(Figure content listings)
○ ○ ○ ○ ○ ○ ○

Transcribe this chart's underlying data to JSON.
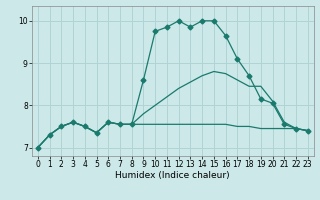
{
  "xlabel": "Humidex (Indice chaleur)",
  "x_ticks": [
    0,
    1,
    2,
    3,
    4,
    5,
    6,
    7,
    8,
    9,
    10,
    11,
    12,
    13,
    14,
    15,
    16,
    17,
    18,
    19,
    20,
    21,
    22,
    23
  ],
  "xlim": [
    -0.5,
    23.5
  ],
  "ylim": [
    6.8,
    10.35
  ],
  "y_ticks": [
    7,
    8,
    9,
    10
  ],
  "background_color": "#cce8e8",
  "line_color": "#1a7a6e",
  "grid_color": "#b0d4d4",
  "series": [
    [
      7.0,
      7.3,
      7.5,
      7.6,
      7.5,
      7.35,
      7.6,
      7.55,
      7.55,
      8.6,
      9.75,
      9.85,
      10.0,
      9.85,
      10.0,
      10.0,
      9.65,
      9.1,
      8.7,
      8.15,
      8.05,
      7.55,
      7.45,
      7.4
    ],
    [
      7.0,
      7.3,
      7.5,
      7.6,
      7.5,
      7.35,
      7.6,
      7.55,
      7.55,
      7.55,
      7.55,
      7.55,
      7.55,
      7.55,
      7.55,
      7.55,
      7.55,
      7.5,
      7.5,
      7.45,
      7.45,
      7.45,
      7.45,
      7.4
    ],
    [
      7.0,
      7.3,
      7.5,
      7.6,
      7.5,
      7.35,
      7.6,
      7.55,
      7.55,
      7.8,
      8.0,
      8.2,
      8.4,
      8.55,
      8.7,
      8.8,
      8.75,
      8.6,
      8.45,
      8.45,
      8.1,
      7.6,
      7.45,
      7.4
    ]
  ],
  "marker_series": 0,
  "marker_style": "D",
  "marker_size": 2.5,
  "linewidth": 0.9,
  "tick_fontsize": 5.5,
  "xlabel_fontsize": 6.5
}
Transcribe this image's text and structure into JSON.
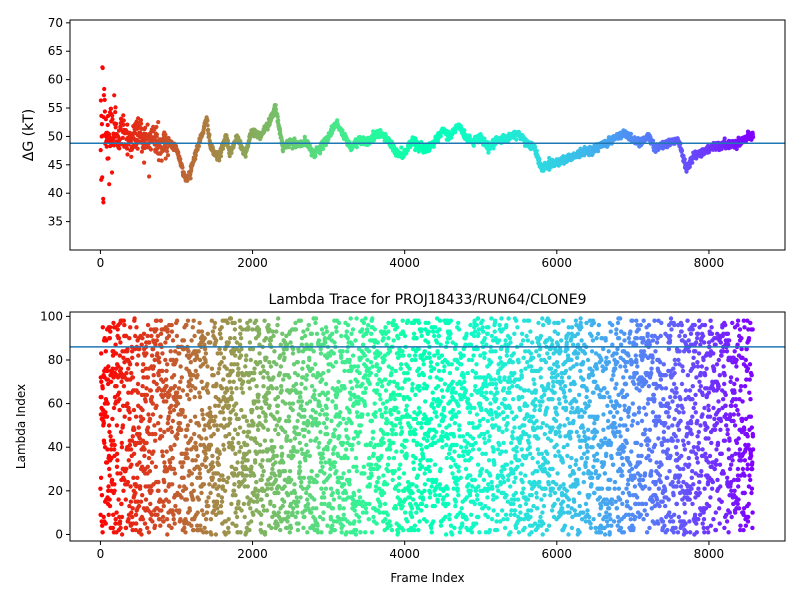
{
  "chart_data": [
    {
      "type": "scatter",
      "title": "",
      "xlabel": "",
      "ylabel": "ΔG (kT)",
      "xlim": [
        -400,
        9000
      ],
      "ylim": [
        30,
        70.5
      ],
      "xticks": [
        0,
        2000,
        4000,
        6000,
        8000
      ],
      "yticks": [
        35,
        40,
        45,
        50,
        55,
        60,
        65,
        70
      ],
      "hline": {
        "y": 48.8,
        "color": "#1f77b4"
      },
      "x_range": [
        0,
        8580
      ],
      "colormap": "rainbow (reversed: red at frame 0, violet at last frame)",
      "grid": false,
      "series_profile": {
        "x": [
          0,
          20,
          60,
          100,
          150,
          200,
          300,
          400,
          500,
          600,
          700,
          800,
          900,
          1000,
          1100,
          1150,
          1250,
          1350,
          1400,
          1450,
          1550,
          1650,
          1700,
          1800,
          1900,
          2000,
          2100,
          2200,
          2300,
          2400,
          2500,
          2600,
          2700,
          2800,
          2900,
          3000,
          3100,
          3200,
          3300,
          3400,
          3500,
          3600,
          3700,
          3800,
          3900,
          4000,
          4100,
          4200,
          4300,
          4400,
          4500,
          4600,
          4700,
          4800,
          4900,
          5000,
          5100,
          5200,
          5300,
          5400,
          5500,
          5600,
          5700,
          5800,
          5900,
          6000,
          6200,
          6400,
          6600,
          6800,
          6900,
          7000,
          7100,
          7200,
          7300,
          7400,
          7500,
          7600,
          7700,
          7800,
          8000,
          8200,
          8400,
          8580
        ],
        "y": [
          55,
          50,
          52,
          48,
          52,
          50,
          51,
          49,
          51,
          49,
          50,
          48,
          49,
          48,
          43,
          42.5,
          47,
          51,
          53,
          48,
          46,
          50,
          47,
          50,
          47,
          51,
          50,
          52,
          55,
          48,
          49,
          48.5,
          49,
          47,
          48,
          50,
          52.5,
          50,
          48,
          49.5,
          49,
          50,
          50.5,
          49,
          47,
          47,
          49.5,
          48,
          48,
          49,
          51,
          50,
          52,
          50,
          49,
          50,
          48,
          49,
          49.5,
          50,
          50.5,
          49,
          48,
          44.5,
          45,
          45.5,
          46.5,
          47.5,
          48.5,
          50,
          50.5,
          49.5,
          49,
          50,
          48,
          48.5,
          49,
          49.5,
          44.5,
          46.5,
          48,
          48.5,
          49,
          50.5
        ]
      }
    },
    {
      "type": "scatter",
      "title": "Lambda Trace for PROJ18433/RUN64/CLONE9",
      "xlabel": "Frame Index",
      "ylabel": "Lambda Index",
      "xlim": [
        -400,
        9000
      ],
      "ylim": [
        -3,
        102
      ],
      "xticks": [
        0,
        2000,
        4000,
        6000,
        8000
      ],
      "yticks": [
        0,
        20,
        40,
        60,
        80,
        100
      ],
      "hline": {
        "y": 86,
        "color": "#1f77b4"
      },
      "x_range": [
        0,
        8580
      ],
      "lambda_range": [
        0,
        99
      ],
      "colormap": "rainbow (reversed: red at frame 0, violet at last frame)",
      "grid": false
    }
  ]
}
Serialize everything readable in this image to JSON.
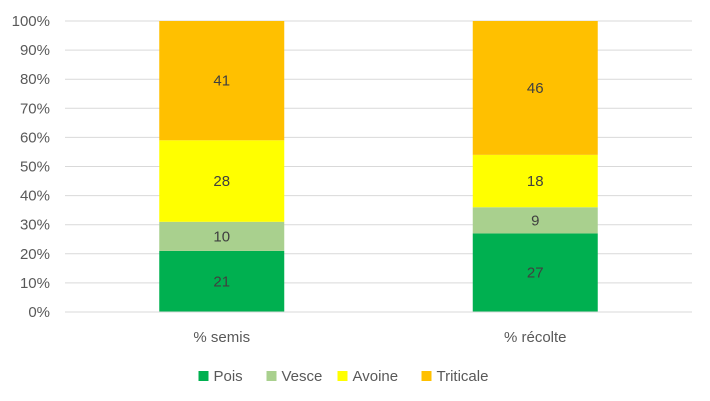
{
  "chart_data": {
    "type": "bar",
    "stacked": true,
    "categories": [
      "% semis",
      "% récolte"
    ],
    "series": [
      {
        "name": "Pois",
        "color": "#00b050",
        "values": [
          21,
          27
        ]
      },
      {
        "name": "Vesce",
        "color": "#a9d08e",
        "values": [
          10,
          9
        ]
      },
      {
        "name": "Avoine",
        "color": "#ffff00",
        "values": [
          28,
          18
        ]
      },
      {
        "name": "Triticale",
        "color": "#ffc000",
        "values": [
          41,
          46
        ]
      }
    ],
    "ylim": [
      0,
      100
    ],
    "yticks": [
      "0%",
      "10%",
      "20%",
      "30%",
      "40%",
      "50%",
      "60%",
      "70%",
      "80%",
      "90%",
      "100%"
    ],
    "grid": true,
    "legend": "bottom",
    "data_labels": true
  }
}
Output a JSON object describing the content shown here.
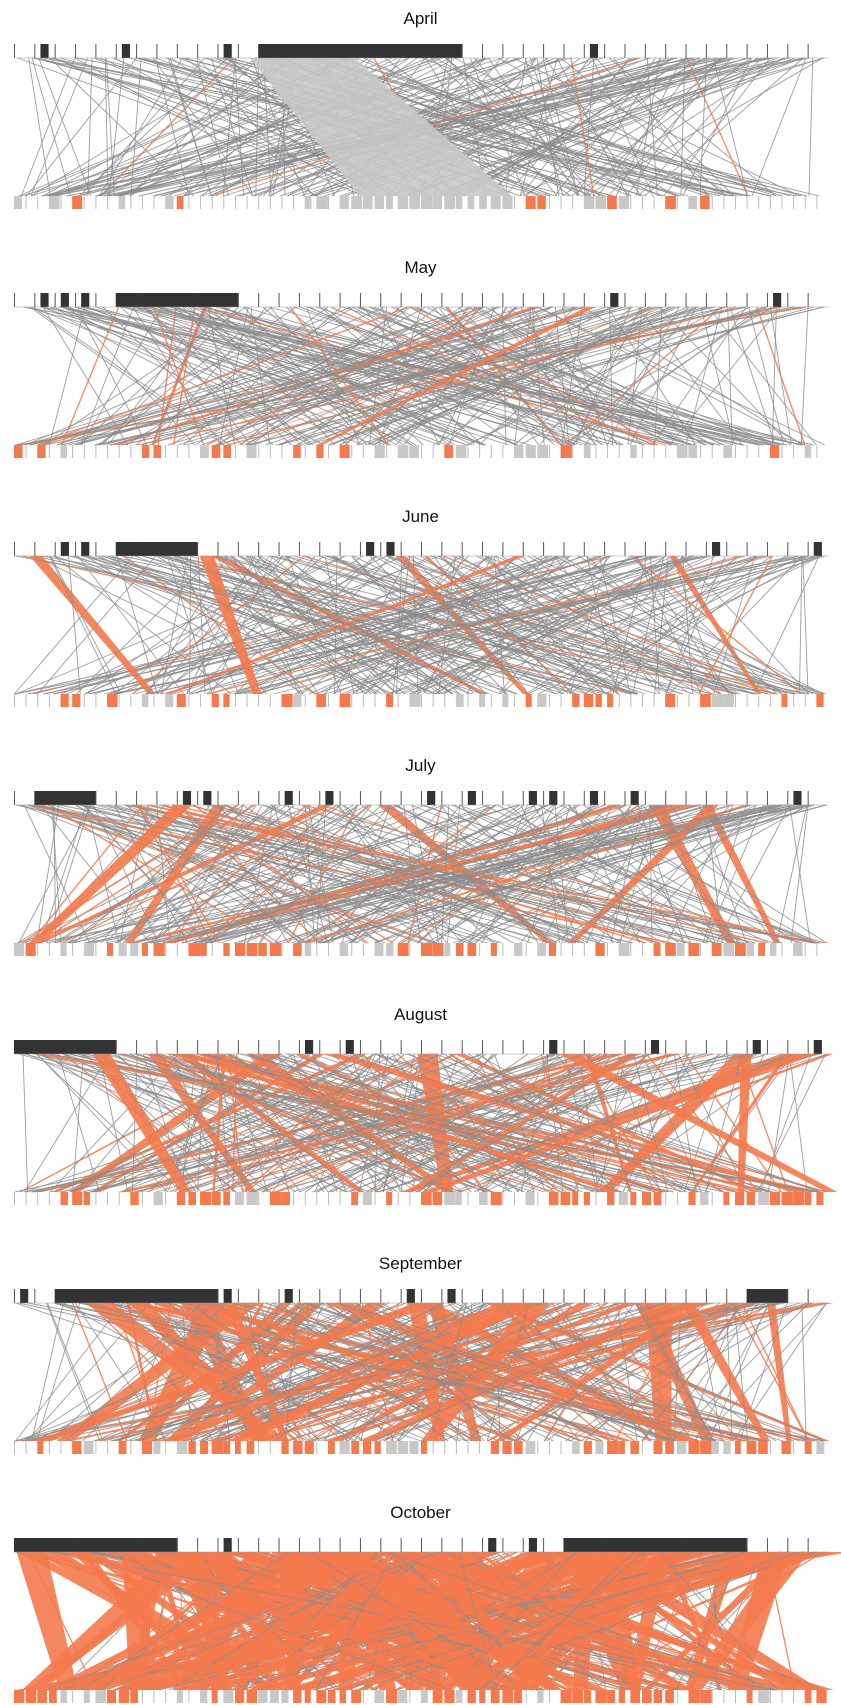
{
  "panels": [
    {
      "title": "April",
      "coarse": [
        0,
        0,
        0,
        0,
        0,
        0,
        0,
        0,
        0,
        0,
        0,
        0,
        1,
        1,
        1,
        1,
        1,
        1,
        1,
        1,
        1,
        1,
        0,
        0,
        0,
        0,
        0,
        0,
        0,
        0,
        0,
        0,
        0,
        0,
        0,
        0,
        0,
        0,
        0,
        0
      ],
      "fine": [
        0,
        0,
        0,
        0,
        0,
        0,
        0,
        0,
        0,
        0,
        0,
        0,
        0,
        0,
        0,
        0,
        0,
        0,
        0,
        0,
        0,
        0,
        0,
        0,
        0,
        0,
        0,
        0,
        1,
        1,
        1,
        1,
        1,
        1,
        1,
        1,
        1,
        1,
        1,
        1,
        1,
        1,
        1,
        0,
        0,
        0,
        0,
        0,
        0,
        0,
        0,
        0,
        0,
        0,
        0,
        0,
        0,
        0,
        0,
        0,
        0,
        0,
        0,
        0,
        0,
        0,
        0,
        0,
        0,
        0
      ]
    },
    {
      "title": "May",
      "coarse": [
        0,
        0,
        0,
        0,
        0,
        1,
        1,
        1,
        1,
        1,
        1,
        0,
        0,
        0,
        0,
        0,
        0,
        0,
        0,
        0,
        0,
        0,
        0,
        0,
        0,
        0,
        0,
        0,
        0,
        0,
        0,
        0,
        0,
        0,
        0,
        0,
        0,
        0,
        0,
        0
      ],
      "fine": [
        0,
        0,
        0,
        0,
        0,
        0,
        0,
        0,
        0,
        0,
        0,
        0,
        0,
        0,
        0,
        0,
        0,
        0,
        0,
        0,
        0,
        0,
        0,
        0,
        0,
        0,
        0,
        0,
        0,
        0,
        0,
        0,
        0,
        0,
        0,
        0,
        0,
        0,
        0,
        0,
        0,
        0,
        0,
        0,
        0,
        0,
        0,
        0,
        0,
        0,
        0,
        0,
        0,
        0,
        0,
        0,
        0,
        0,
        0,
        0,
        0,
        0,
        0,
        0,
        0,
        0,
        0,
        0,
        0,
        0
      ]
    },
    {
      "title": "June",
      "coarse": [
        0,
        0,
        0,
        0,
        0,
        1,
        1,
        1,
        1,
        0,
        0,
        0,
        0,
        0,
        0,
        0,
        0,
        0,
        0,
        0,
        0,
        0,
        0,
        0,
        0,
        0,
        0,
        0,
        0,
        0,
        0,
        0,
        0,
        0,
        0,
        0,
        0,
        0,
        0,
        0
      ],
      "fine": [
        0,
        0,
        0,
        0,
        0,
        0,
        0,
        0,
        0,
        0,
        0,
        0,
        0,
        0,
        0,
        0,
        0,
        0,
        0,
        0,
        0,
        0,
        0,
        0,
        0,
        0,
        0,
        0,
        0,
        0,
        0,
        0,
        0,
        0,
        0,
        0,
        0,
        0,
        0,
        0,
        0,
        0,
        0,
        0,
        0,
        0,
        0,
        0,
        0,
        0,
        0,
        0,
        0,
        0,
        0,
        0,
        0,
        0,
        0,
        0,
        0,
        0,
        0,
        0,
        0,
        0,
        0,
        0,
        0,
        0
      ]
    },
    {
      "title": "July",
      "coarse": [
        0,
        1,
        1,
        1,
        0,
        0,
        0,
        0,
        0,
        0,
        0,
        0,
        0,
        0,
        0,
        0,
        0,
        0,
        0,
        0,
        0,
        0,
        0,
        0,
        0,
        0,
        0,
        0,
        0,
        0,
        0,
        0,
        0,
        0,
        0,
        0,
        0,
        0,
        0,
        0
      ],
      "fine": [
        0,
        0,
        0,
        0,
        0,
        0,
        0,
        0,
        0,
        0,
        0,
        0,
        0,
        0,
        0,
        0,
        0,
        0,
        0,
        0,
        0,
        0,
        0,
        0,
        0,
        0,
        0,
        0,
        0,
        0,
        0,
        0,
        0,
        0,
        0,
        0,
        0,
        0,
        0,
        0,
        0,
        0,
        0,
        0,
        0,
        0,
        0,
        0,
        0,
        0,
        0,
        0,
        0,
        0,
        0,
        0,
        0,
        0,
        0,
        0,
        0,
        0,
        0,
        0,
        0,
        0,
        0,
        0,
        0,
        0
      ]
    },
    {
      "title": "August",
      "coarse": [
        1,
        1,
        1,
        1,
        1,
        0,
        0,
        0,
        0,
        0,
        0,
        0,
        0,
        0,
        0,
        0,
        0,
        0,
        0,
        0,
        0,
        0,
        0,
        0,
        0,
        0,
        0,
        0,
        0,
        0,
        0,
        0,
        0,
        0,
        0,
        0,
        0,
        0,
        0,
        0
      ],
      "fine": [
        0,
        0,
        0,
        0,
        0,
        0,
        0,
        0,
        0,
        0,
        0,
        0,
        0,
        0,
        0,
        0,
        0,
        0,
        0,
        0,
        0,
        0,
        0,
        0,
        0,
        0,
        0,
        0,
        0,
        0,
        0,
        0,
        0,
        0,
        0,
        0,
        0,
        0,
        0,
        0,
        0,
        0,
        0,
        0,
        0,
        0,
        0,
        0,
        0,
        0,
        0,
        0,
        0,
        0,
        0,
        0,
        0,
        0,
        0,
        0,
        0,
        0,
        0,
        0,
        0,
        0,
        0,
        0,
        0,
        0
      ]
    },
    {
      "title": "September",
      "coarse": [
        0,
        0,
        1,
        1,
        1,
        1,
        1,
        1,
        1,
        1,
        0,
        0,
        0,
        0,
        0,
        0,
        0,
        0,
        0,
        0,
        0,
        0,
        0,
        0,
        0,
        0,
        0,
        0,
        0,
        0,
        0,
        0,
        0,
        0,
        0,
        0,
        1,
        1,
        0,
        0
      ],
      "fine": [
        0,
        0,
        0,
        0,
        0,
        0,
        0,
        0,
        0,
        0,
        0,
        0,
        0,
        0,
        0,
        0,
        0,
        0,
        0,
        0,
        0,
        0,
        0,
        0,
        0,
        0,
        0,
        0,
        0,
        0,
        0,
        0,
        0,
        0,
        0,
        0,
        0,
        0,
        0,
        0,
        0,
        0,
        0,
        0,
        0,
        0,
        0,
        0,
        0,
        0,
        0,
        0,
        0,
        0,
        0,
        0,
        0,
        0,
        0,
        0,
        0,
        0,
        0,
        0,
        0,
        0,
        0,
        0,
        0,
        0
      ]
    },
    {
      "title": "October",
      "coarse": [
        1,
        1,
        1,
        1,
        1,
        1,
        1,
        1,
        0,
        0,
        0,
        0,
        0,
        0,
        0,
        0,
        0,
        0,
        0,
        0,
        0,
        0,
        0,
        0,
        0,
        0,
        0,
        1,
        1,
        1,
        1,
        1,
        1,
        1,
        1,
        1,
        0,
        0,
        0,
        0
      ],
      "fine": [
        0,
        0,
        0,
        0,
        0,
        0,
        0,
        0,
        0,
        0,
        0,
        0,
        0,
        0,
        0,
        0,
        0,
        0,
        0,
        0,
        0,
        0,
        0,
        0,
        0,
        0,
        0,
        0,
        0,
        0,
        0,
        0,
        0,
        0,
        0,
        0,
        0,
        0,
        0,
        0,
        0,
        0,
        0,
        0,
        0,
        0,
        0,
        0,
        0,
        0,
        0,
        0,
        0,
        0,
        0,
        0,
        0,
        0,
        0,
        0,
        0,
        0,
        0,
        0,
        0,
        0,
        0,
        0,
        0,
        0
      ]
    }
  ],
  "colors": {
    "node_dark": "#333333",
    "node_outline": "#555555",
    "node_orange": "#f47a4e",
    "node_gray": "#c8c8c8",
    "link_gray": "#8c8c8c",
    "link_orange": "#f47a4e",
    "link_lightgray": "#c8c8c8"
  }
}
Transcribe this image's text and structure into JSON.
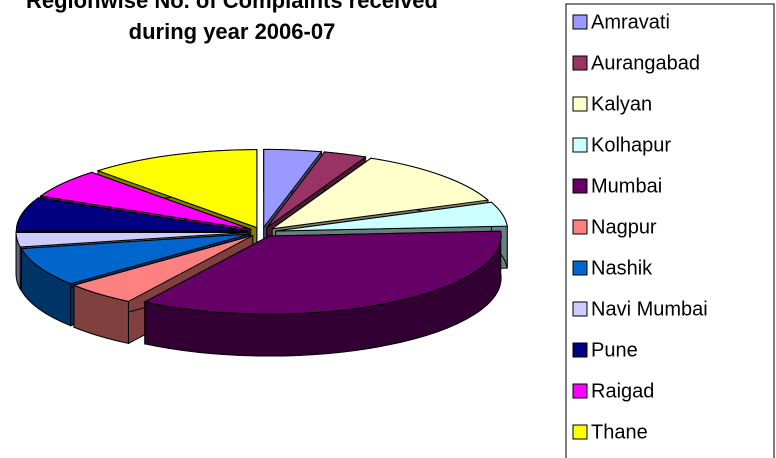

○ ○ ○ ○ ○ ○ ○

Problem description -
Show the lines where the word "title" appears in the entries.

Expected answer -
      "title": "",
      "title": "Lambda Trace for PROJ18433/RUN64/CLONE9",
      "title": "April",
      "title": "May",
      "title": "June",
      "title": "July",
      "title": "August",
      "title": "September",
      "title": "October",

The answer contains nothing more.